### EXCERPTED RECORDS
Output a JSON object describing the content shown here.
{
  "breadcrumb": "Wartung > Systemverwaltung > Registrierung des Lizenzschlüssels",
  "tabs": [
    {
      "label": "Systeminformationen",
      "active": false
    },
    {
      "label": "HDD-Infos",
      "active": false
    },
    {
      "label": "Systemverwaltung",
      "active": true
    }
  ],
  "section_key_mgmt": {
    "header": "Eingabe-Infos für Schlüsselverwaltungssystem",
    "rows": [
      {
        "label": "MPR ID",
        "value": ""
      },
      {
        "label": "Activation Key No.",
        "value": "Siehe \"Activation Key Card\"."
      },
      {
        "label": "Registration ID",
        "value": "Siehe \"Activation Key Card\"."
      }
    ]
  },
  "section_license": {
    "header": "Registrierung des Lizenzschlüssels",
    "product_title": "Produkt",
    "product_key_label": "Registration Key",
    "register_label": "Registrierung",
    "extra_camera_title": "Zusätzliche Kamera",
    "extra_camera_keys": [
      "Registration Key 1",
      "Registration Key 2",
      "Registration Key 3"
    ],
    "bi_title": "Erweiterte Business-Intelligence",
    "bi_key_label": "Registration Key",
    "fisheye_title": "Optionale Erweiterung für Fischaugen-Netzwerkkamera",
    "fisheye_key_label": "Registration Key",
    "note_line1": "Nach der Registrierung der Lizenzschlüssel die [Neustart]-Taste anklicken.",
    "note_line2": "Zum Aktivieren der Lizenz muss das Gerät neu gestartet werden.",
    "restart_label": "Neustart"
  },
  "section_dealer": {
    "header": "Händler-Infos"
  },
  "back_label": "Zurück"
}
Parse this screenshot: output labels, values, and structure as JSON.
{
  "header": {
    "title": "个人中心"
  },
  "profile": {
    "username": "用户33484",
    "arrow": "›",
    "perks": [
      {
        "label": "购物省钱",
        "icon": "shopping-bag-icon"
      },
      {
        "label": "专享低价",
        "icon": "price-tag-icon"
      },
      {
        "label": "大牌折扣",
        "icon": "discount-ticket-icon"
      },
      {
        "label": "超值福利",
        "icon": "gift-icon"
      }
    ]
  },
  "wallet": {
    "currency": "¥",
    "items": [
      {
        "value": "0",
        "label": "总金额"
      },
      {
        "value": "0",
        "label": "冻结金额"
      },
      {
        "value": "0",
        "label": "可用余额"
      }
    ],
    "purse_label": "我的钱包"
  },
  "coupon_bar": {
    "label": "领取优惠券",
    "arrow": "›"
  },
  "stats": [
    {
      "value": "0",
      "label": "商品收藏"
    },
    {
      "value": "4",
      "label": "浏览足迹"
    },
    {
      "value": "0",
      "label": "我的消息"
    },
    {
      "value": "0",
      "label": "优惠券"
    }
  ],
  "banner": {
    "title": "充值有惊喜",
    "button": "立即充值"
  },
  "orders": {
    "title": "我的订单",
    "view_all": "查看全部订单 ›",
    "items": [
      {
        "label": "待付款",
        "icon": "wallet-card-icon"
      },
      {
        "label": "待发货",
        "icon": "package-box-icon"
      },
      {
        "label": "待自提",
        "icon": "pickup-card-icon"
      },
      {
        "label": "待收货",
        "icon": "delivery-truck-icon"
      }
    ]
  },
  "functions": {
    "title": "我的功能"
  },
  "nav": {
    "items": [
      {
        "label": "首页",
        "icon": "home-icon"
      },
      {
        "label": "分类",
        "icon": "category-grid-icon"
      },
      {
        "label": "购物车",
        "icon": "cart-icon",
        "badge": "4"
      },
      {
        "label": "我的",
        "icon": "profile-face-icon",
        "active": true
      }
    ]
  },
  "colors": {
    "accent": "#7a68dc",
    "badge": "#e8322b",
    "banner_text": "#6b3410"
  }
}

### WHAT TO DO
Extract all of the data shown above without alteration.

### ANSWER FOR THE TASK
Output a JSON object describing the content shown here.
{
  "breadcrumb": "Wartung > Systemverwaltung > Registrierung des Lizenzschlüssels",
  "tabs": [
    {
      "label": "Systeminformationen",
      "active": false
    },
    {
      "label": "HDD-Infos",
      "active": false
    },
    {
      "label": "Systemverwaltung",
      "active": true
    }
  ],
  "section_key_mgmt": {
    "header": "Eingabe-Infos für Schlüsselverwaltungssystem",
    "rows": [
      {
        "label": "MPR ID",
        "value": ""
      },
      {
        "label": "Activation Key No.",
        "value": "Siehe \"Activation Key Card\"."
      },
      {
        "label": "Registration ID",
        "value": "Siehe \"Activation Key Card\"."
      }
    ]
  },
  "section_license": {
    "header": "Registrierung des Lizenzschlüssels",
    "product_title": "Produkt",
    "product_key_label": "Registration Key",
    "register_label": "Registrierung",
    "extra_camera_title": "Zusätzliche Kamera",
    "extra_camera_keys": [
      "Registration Key 1",
      "Registration Key 2",
      "Registration Key 3"
    ],
    "bi_title": "Erweiterte Business-Intelligence",
    "bi_key_label": "Registration Key",
    "fisheye_title": "Optionale Erweiterung für Fischaugen-Netzwerkkamera",
    "fisheye_key_label": "Registration Key",
    "note_line1": "Nach der Registrierung der Lizenzschlüssel die [Neustart]-Taste anklicken.",
    "note_line2": "Zum Aktivieren der Lizenz muss das Gerät neu gestartet werden.",
    "restart_label": "Neustart"
  },
  "section_dealer": {
    "header": "Händler-Infos"
  },
  "back_label": "Zurück"
}
Parse this screenshot: output labels, values, and structure as JSON.
{
  "header": {
    "title": "个人中心"
  },
  "profile": {
    "username": "用户33484",
    "arrow": "›",
    "perks": [
      {
        "label": "购物省钱",
        "icon": "shopping-bag-icon"
      },
      {
        "label": "专享低价",
        "icon": "price-tag-icon"
      },
      {
        "label": "大牌折扣",
        "icon": "discount-ticket-icon"
      },
      {
        "label": "超值福利",
        "icon": "gift-icon"
      }
    ]
  },
  "wallet": {
    "currency": "¥",
    "items": [
      {
        "value": "0",
        "label": "总金额"
      },
      {
        "value": "0",
        "label": "冻结金额"
      },
      {
        "value": "0",
        "label": "可用余额"
      }
    ],
    "purse_label": "我的钱包"
  },
  "coupon_bar": {
    "label": "领取优惠券",
    "arrow": "›"
  },
  "stats": [
    {
      "value": "0",
      "label": "商品收藏"
    },
    {
      "value": "4",
      "label": "浏览足迹"
    },
    {
      "value": "0",
      "label": "我的消息"
    },
    {
      "value": "0",
      "label": "优惠券"
    }
  ],
  "banner": {
    "title": "充值有惊喜",
    "button": "立即充值"
  },
  "orders": {
    "title": "我的订单",
    "view_all": "查看全部订单 ›",
    "items": [
      {
        "label": "待付款",
        "icon": "wallet-card-icon"
      },
      {
        "label": "待发货",
        "icon": "package-box-icon"
      },
      {
        "label": "待自提",
        "icon": "pickup-card-icon"
      },
      {
        "label": "待收货",
        "icon": "delivery-truck-icon"
      }
    ]
  },
  "functions": {
    "title": "我的功能"
  },
  "nav": {
    "items": [
      {
        "label": "首页",
        "icon": "home-icon"
      },
      {
        "label": "分类",
        "icon": "category-grid-icon"
      },
      {
        "label": "购物车",
        "icon": "cart-icon",
        "badge": "4"
      },
      {
        "label": "我的",
        "icon": "profile-face-icon",
        "active": true
      }
    ]
  },
  "colors": {
    "accent": "#7a68dc",
    "badge": "#e8322b",
    "banner_text": "#6b3410"
  }
}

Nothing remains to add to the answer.